• WHAT IS EXPECTED
Repeat the records below exactly, leaving out every picture.
[start GIVEN DATA]
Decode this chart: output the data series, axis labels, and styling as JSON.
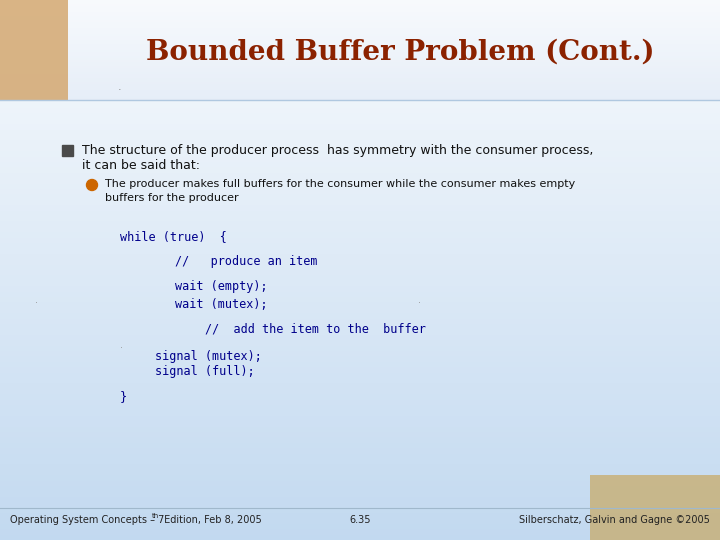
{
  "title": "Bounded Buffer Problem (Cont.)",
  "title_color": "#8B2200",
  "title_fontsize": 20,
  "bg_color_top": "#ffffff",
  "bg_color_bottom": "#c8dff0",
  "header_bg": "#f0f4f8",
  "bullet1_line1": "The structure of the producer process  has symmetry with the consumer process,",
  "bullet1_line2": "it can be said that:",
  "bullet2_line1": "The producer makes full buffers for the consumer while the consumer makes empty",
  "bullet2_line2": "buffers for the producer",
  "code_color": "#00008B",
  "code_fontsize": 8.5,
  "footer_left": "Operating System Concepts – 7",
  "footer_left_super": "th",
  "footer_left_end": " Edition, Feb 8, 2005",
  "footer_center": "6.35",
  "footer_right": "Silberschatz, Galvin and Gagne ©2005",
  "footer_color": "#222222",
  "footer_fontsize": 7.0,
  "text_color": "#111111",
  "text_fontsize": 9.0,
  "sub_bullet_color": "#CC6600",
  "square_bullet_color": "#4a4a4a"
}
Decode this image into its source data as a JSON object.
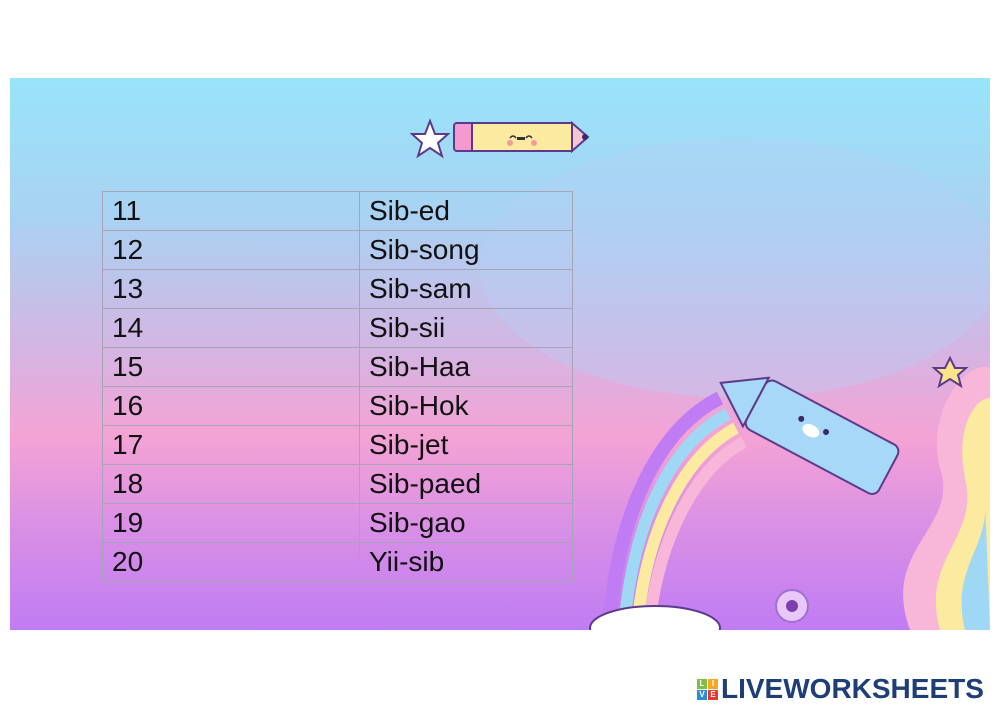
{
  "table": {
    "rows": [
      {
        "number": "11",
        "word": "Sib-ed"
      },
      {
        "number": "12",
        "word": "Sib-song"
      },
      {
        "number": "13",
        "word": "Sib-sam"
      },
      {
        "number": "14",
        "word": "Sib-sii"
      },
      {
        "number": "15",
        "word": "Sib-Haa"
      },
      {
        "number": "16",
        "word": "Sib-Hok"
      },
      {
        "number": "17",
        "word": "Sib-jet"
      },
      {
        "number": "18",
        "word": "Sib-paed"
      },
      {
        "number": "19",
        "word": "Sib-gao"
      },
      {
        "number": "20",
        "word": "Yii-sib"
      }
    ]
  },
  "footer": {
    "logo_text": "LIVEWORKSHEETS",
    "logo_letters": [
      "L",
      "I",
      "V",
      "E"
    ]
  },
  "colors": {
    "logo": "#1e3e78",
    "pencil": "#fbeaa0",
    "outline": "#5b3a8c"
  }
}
[end GIVEN DATA]
• FULL SOLUTION
Decode this chart: output the data series, axis labels, and styling as JSON.
{
  "title": "Bounded Buffer Problem (Cont.)",
  "title_color": "#8B2200",
  "title_fontsize": 20,
  "bg_color_top": "#ffffff",
  "bg_color_bottom": "#c8dff0",
  "header_bg": "#f0f4f8",
  "bullet1_line1": "The structure of the producer process  has symmetry with the consumer process,",
  "bullet1_line2": "it can be said that:",
  "bullet2_line1": "The producer makes full buffers for the consumer while the consumer makes empty",
  "bullet2_line2": "buffers for the producer",
  "code_color": "#00008B",
  "code_fontsize": 8.5,
  "footer_left": "Operating System Concepts – 7",
  "footer_left_super": "th",
  "footer_left_end": " Edition, Feb 8, 2005",
  "footer_center": "6.35",
  "footer_right": "Silberschatz, Galvin and Gagne ©2005",
  "footer_color": "#222222",
  "footer_fontsize": 7.0,
  "text_color": "#111111",
  "text_fontsize": 9.0,
  "sub_bullet_color": "#CC6600",
  "square_bullet_color": "#4a4a4a"
}
Decode this image into its source data as a JSON object.
{
  "table": {
    "rows": [
      {
        "number": "11",
        "word": "Sib-ed"
      },
      {
        "number": "12",
        "word": "Sib-song"
      },
      {
        "number": "13",
        "word": "Sib-sam"
      },
      {
        "number": "14",
        "word": "Sib-sii"
      },
      {
        "number": "15",
        "word": "Sib-Haa"
      },
      {
        "number": "16",
        "word": "Sib-Hok"
      },
      {
        "number": "17",
        "word": "Sib-jet"
      },
      {
        "number": "18",
        "word": "Sib-paed"
      },
      {
        "number": "19",
        "word": "Sib-gao"
      },
      {
        "number": "20",
        "word": "Yii-sib"
      }
    ]
  },
  "footer": {
    "logo_text": "LIVEWORKSHEETS",
    "logo_letters": [
      "L",
      "I",
      "V",
      "E"
    ]
  },
  "colors": {
    "logo": "#1e3e78",
    "pencil": "#fbeaa0",
    "outline": "#5b3a8c"
  }
}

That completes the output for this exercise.